▶ [DESCRIPTION OF THE TASK]:
Transcribe the records below exactly as they appear, omitting any pictures.

▶ [RECORDS SHOWN]:
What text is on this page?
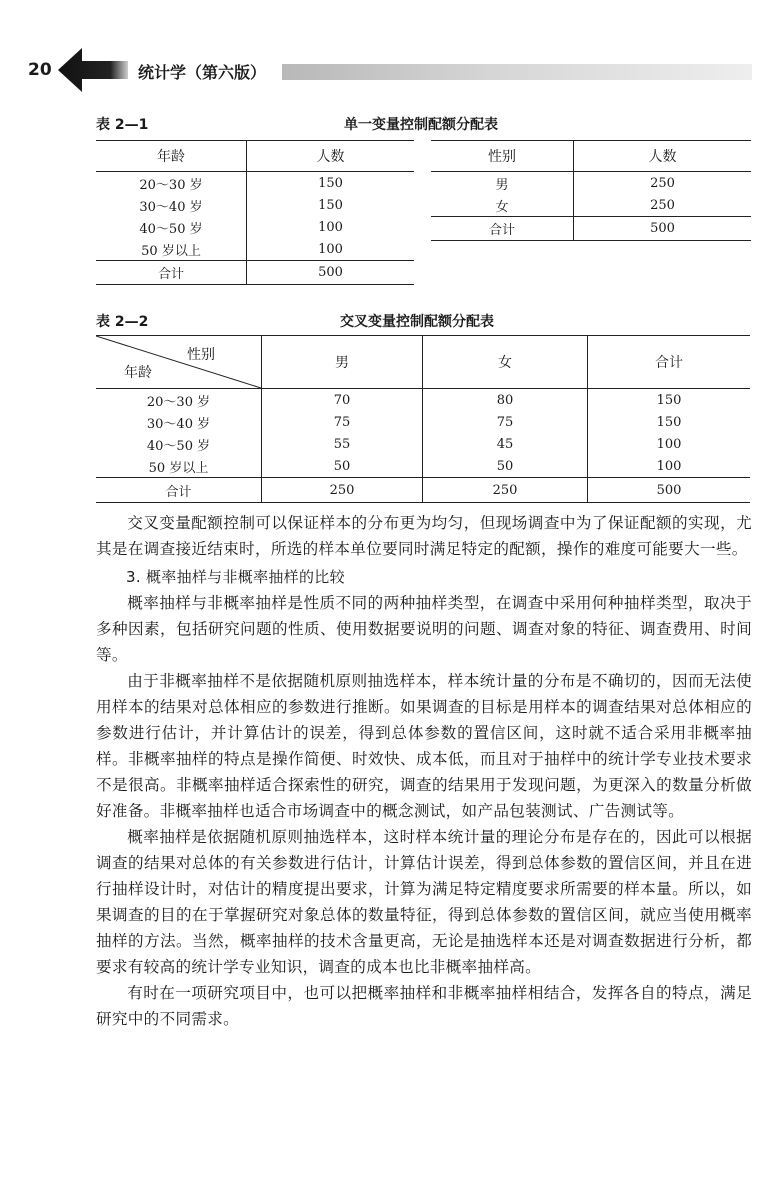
20	统计学（第六版）
表 2—1	单一变量控制配额分配表
年龄	人数
20～30 岁	150
30～40 岁	150
40～50 岁	100
50 岁以上	100
合计	500
性别	人数
男	250
女	250
合计	500
表 2—2	交叉变量控制配额分配表
性别
年龄	男	女	合计
20～30 岁	70	80	150
30～40 岁	75	75	150
40～50 岁	55	45	100
50 岁以上	50	50	100
合计	250	250	500

交叉变量配额控制可以保证样本的分布更为均匀，但现场调查中为了保证配额的实现，尤其是在调查接近结束时，所选的样本单位要同时满足特定的配额，操作的难度可能要大一些。

3. 概率抽样与非概率抽样的比较

概率抽样与非概率抽样是性质不同的两种抽样类型，在调查中采用何种抽样类型，取决于多种因素，包括研究问题的性质、使用数据要说明的问题、调查对象的特征、调查费用、时间等。

由于非概率抽样不是依据随机原则抽选样本，样本统计量的分布是不确切的，因而无法使用样本的结果对总体相应的参数进行推断。如果调查的目标是用样本的调查结果对总体相应的参数进行估计，并计算估计的误差，得到总体参数的置信区间，这时就不适合采用非概率抽样。非概率抽样的特点是操作简便、时效快、成本低，而且对于抽样中的统计学专业技术要求不是很高。非概率抽样适合探索性的研究，调查的结果用于发现问题，为更深入的数量分析做好准备。非概率抽样也适合市场调查中的概念测试，如产品包装测试、广告测试等。

概率抽样是依据随机原则抽选样本，这时样本统计量的理论分布是存在的，因此可以根据调查的结果对总体的有关参数进行估计，计算估计误差，得到总体参数的置信区间，并且在进行抽样设计时，对估计的精度提出要求，计算为满足特定精度要求所需要的样本量。所以，如果调查的目的在于掌握研究对象总体的数量特征，得到总体参数的置信区间，就应当使用概率抽样的方法。当然，概率抽样的技术含量更高，无论是抽选样本还是对调查数据进行分析，都要求有较高的统计学专业知识，调查的成本也比非概率抽样高。

有时在一项研究项目中，也可以把概率抽样和非概率抽样相结合，发挥各自的特点，满足研究中的不同需求。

▶ [WORKED ANSWER]:
What text is on this page?
20	统计学（第六版）
表 2—1	单一变量控制配额分配表
年龄	人数
20～30 岁	150
30～40 岁	150
40～50 岁	100
50 岁以上	100
合计	500
性别	人数
男	250
女	250
合计	500
表 2—2	交叉变量控制配额分配表
性别
年龄	男	女	合计
20～30 岁	70	80	150
30～40 岁	75	75	150
40～50 岁	55	45	100
50 岁以上	50	50	100
合计	250	250	500

交叉变量配额控制可以保证样本的分布更为均匀，但现场调查中为了保证配额的实现，尤其是在调查接近结束时，所选的样本单位要同时满足特定的配额，操作的难度可能要大一些。

3. 概率抽样与非概率抽样的比较

概率抽样与非概率抽样是性质不同的两种抽样类型，在调查中采用何种抽样类型，取决于多种因素，包括研究问题的性质、使用数据要说明的问题、调查对象的特征、调查费用、时间等。

由于非概率抽样不是依据随机原则抽选样本，样本统计量的分布是不确切的，因而无法使用样本的结果对总体相应的参数进行推断。如果调查的目标是用样本的调查结果对总体相应的参数进行估计，并计算估计的误差，得到总体参数的置信区间，这时就不适合采用非概率抽样。非概率抽样的特点是操作简便、时效快、成本低，而且对于抽样中的统计学专业技术要求不是很高。非概率抽样适合探索性的研究，调查的结果用于发现问题，为更深入的数量分析做好准备。非概率抽样也适合市场调查中的概念测试，如产品包装测试、广告测试等。

概率抽样是依据随机原则抽选样本，这时样本统计量的理论分布是存在的，因此可以根据调查的结果对总体的有关参数进行估计，计算估计误差，得到总体参数的置信区间，并且在进行抽样设计时，对估计的精度提出要求，计算为满足特定精度要求所需要的样本量。所以，如果调查的目的在于掌握研究对象总体的数量特征，得到总体参数的置信区间，就应当使用概率抽样的方法。当然，概率抽样的技术含量更高，无论是抽选样本还是对调查数据进行分析，都要求有较高的统计学专业知识，调查的成本也比非概率抽样高。

有时在一项研究项目中，也可以把概率抽样和非概率抽样相结合，发挥各自的特点，满足研究中的不同需求。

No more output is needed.